__Your goal__: Output each entry verbatim and exclude every picture from it.

(Dataset records on visual material)
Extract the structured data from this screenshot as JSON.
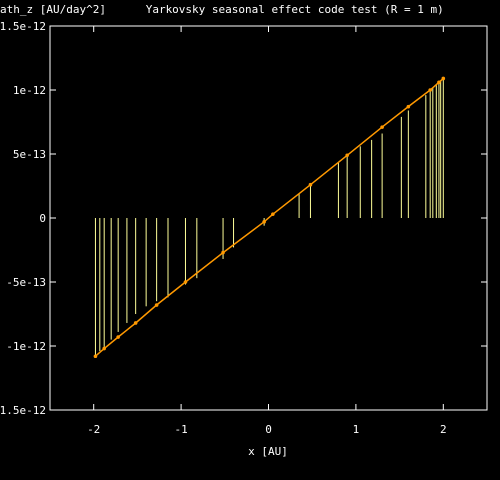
{
  "chart_data": {
    "type": "line",
    "title": "ath_z [AU/day^2]      Yarkovsky seasonal effect code test (R = 1 m)",
    "xlabel": "x [AU]",
    "ylabel": "",
    "xlim": [
      -2.5,
      2.5
    ],
    "ylim": [
      -1.5e-12,
      1.5e-12
    ],
    "x_ticks": [
      -2,
      -1,
      0,
      1,
      2
    ],
    "x_tick_labels": [
      "-2",
      "-1",
      "0",
      "1",
      "2"
    ],
    "y_ticks": [
      -1.5e-12,
      -1e-12,
      -5e-13,
      0,
      5e-13,
      1e-12,
      1.5e-12
    ],
    "y_tick_labels": [
      "-1.5e-12",
      "-1e-12",
      "-5e-13",
      "0",
      "5e-13",
      "1e-12",
      "1.5e-12"
    ],
    "grid": false,
    "legend": "none",
    "colors": {
      "background": "#000000",
      "axes": "#ffffff",
      "impulse": "#ffff99",
      "line": "#ff9900"
    },
    "series": [
      {
        "style": "impulses",
        "x": [
          -1.98,
          -1.93,
          -1.88,
          -1.8,
          -1.72,
          -1.62,
          -1.52,
          -1.4,
          -1.28,
          -1.15,
          -0.95,
          -0.82,
          -0.52,
          -0.4,
          -0.05,
          0.35,
          0.48,
          0.8,
          0.9,
          1.05,
          1.18,
          1.3,
          1.52,
          1.6,
          1.8,
          1.85,
          1.88,
          1.92,
          1.95,
          1.97,
          2.0
        ],
        "values": [
          -1.07e-12,
          -1.04e-12,
          -1.01e-12,
          -9.5e-13,
          -8.9e-13,
          -8.2e-13,
          -7.5e-13,
          -6.9e-13,
          -6.5e-13,
          -6.2e-13,
          -5.2e-13,
          -4.7e-13,
          -3.2e-13,
          -2.3e-13,
          -6e-14,
          1.9e-13,
          2.5e-13,
          4.3e-13,
          4.8e-13,
          5.6e-13,
          6.1e-13,
          6.6e-13,
          7.9e-13,
          8.4e-13,
          9.6e-13,
          1e-12,
          1.02e-12,
          1.04e-12,
          1.05e-12,
          1.07e-12,
          1.08e-12
        ]
      },
      {
        "style": "lines",
        "x": [
          -1.98,
          -1.88,
          -1.72,
          -1.52,
          -1.28,
          -0.95,
          -0.52,
          -0.05,
          0.05,
          0.48,
          0.9,
          1.3,
          1.6,
          1.85,
          1.95,
          2.0
        ],
        "values": [
          -1.08e-12,
          -1.02e-12,
          -9.3e-13,
          -8.2e-13,
          -6.8e-13,
          -5e-13,
          -2.7e-13,
          -3e-14,
          3e-14,
          2.6e-13,
          4.9e-13,
          7.1e-13,
          8.7e-13,
          1e-12,
          1.06e-12,
          1.09e-12
        ]
      }
    ]
  }
}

__Result of the task__:
Extract the structured data from this screenshot as JSON.
{
  "chart_data": {
    "type": "line",
    "title": "ath_z [AU/day^2]      Yarkovsky seasonal effect code test (R = 1 m)",
    "xlabel": "x [AU]",
    "ylabel": "",
    "xlim": [
      -2.5,
      2.5
    ],
    "ylim": [
      -1.5e-12,
      1.5e-12
    ],
    "x_ticks": [
      -2,
      -1,
      0,
      1,
      2
    ],
    "x_tick_labels": [
      "-2",
      "-1",
      "0",
      "1",
      "2"
    ],
    "y_ticks": [
      -1.5e-12,
      -1e-12,
      -5e-13,
      0,
      5e-13,
      1e-12,
      1.5e-12
    ],
    "y_tick_labels": [
      "-1.5e-12",
      "-1e-12",
      "-5e-13",
      "0",
      "5e-13",
      "1e-12",
      "1.5e-12"
    ],
    "grid": false,
    "legend": "none",
    "colors": {
      "background": "#000000",
      "axes": "#ffffff",
      "impulse": "#ffff99",
      "line": "#ff9900"
    },
    "series": [
      {
        "style": "impulses",
        "x": [
          -1.98,
          -1.93,
          -1.88,
          -1.8,
          -1.72,
          -1.62,
          -1.52,
          -1.4,
          -1.28,
          -1.15,
          -0.95,
          -0.82,
          -0.52,
          -0.4,
          -0.05,
          0.35,
          0.48,
          0.8,
          0.9,
          1.05,
          1.18,
          1.3,
          1.52,
          1.6,
          1.8,
          1.85,
          1.88,
          1.92,
          1.95,
          1.97,
          2.0
        ],
        "values": [
          -1.07e-12,
          -1.04e-12,
          -1.01e-12,
          -9.5e-13,
          -8.9e-13,
          -8.2e-13,
          -7.5e-13,
          -6.9e-13,
          -6.5e-13,
          -6.2e-13,
          -5.2e-13,
          -4.7e-13,
          -3.2e-13,
          -2.3e-13,
          -6e-14,
          1.9e-13,
          2.5e-13,
          4.3e-13,
          4.8e-13,
          5.6e-13,
          6.1e-13,
          6.6e-13,
          7.9e-13,
          8.4e-13,
          9.6e-13,
          1e-12,
          1.02e-12,
          1.04e-12,
          1.05e-12,
          1.07e-12,
          1.08e-12
        ]
      },
      {
        "style": "lines",
        "x": [
          -1.98,
          -1.88,
          -1.72,
          -1.52,
          -1.28,
          -0.95,
          -0.52,
          -0.05,
          0.05,
          0.48,
          0.9,
          1.3,
          1.6,
          1.85,
          1.95,
          2.0
        ],
        "values": [
          -1.08e-12,
          -1.02e-12,
          -9.3e-13,
          -8.2e-13,
          -6.8e-13,
          -5e-13,
          -2.7e-13,
          -3e-14,
          3e-14,
          2.6e-13,
          4.9e-13,
          7.1e-13,
          8.7e-13,
          1e-12,
          1.06e-12,
          1.09e-12
        ]
      }
    ]
  }
}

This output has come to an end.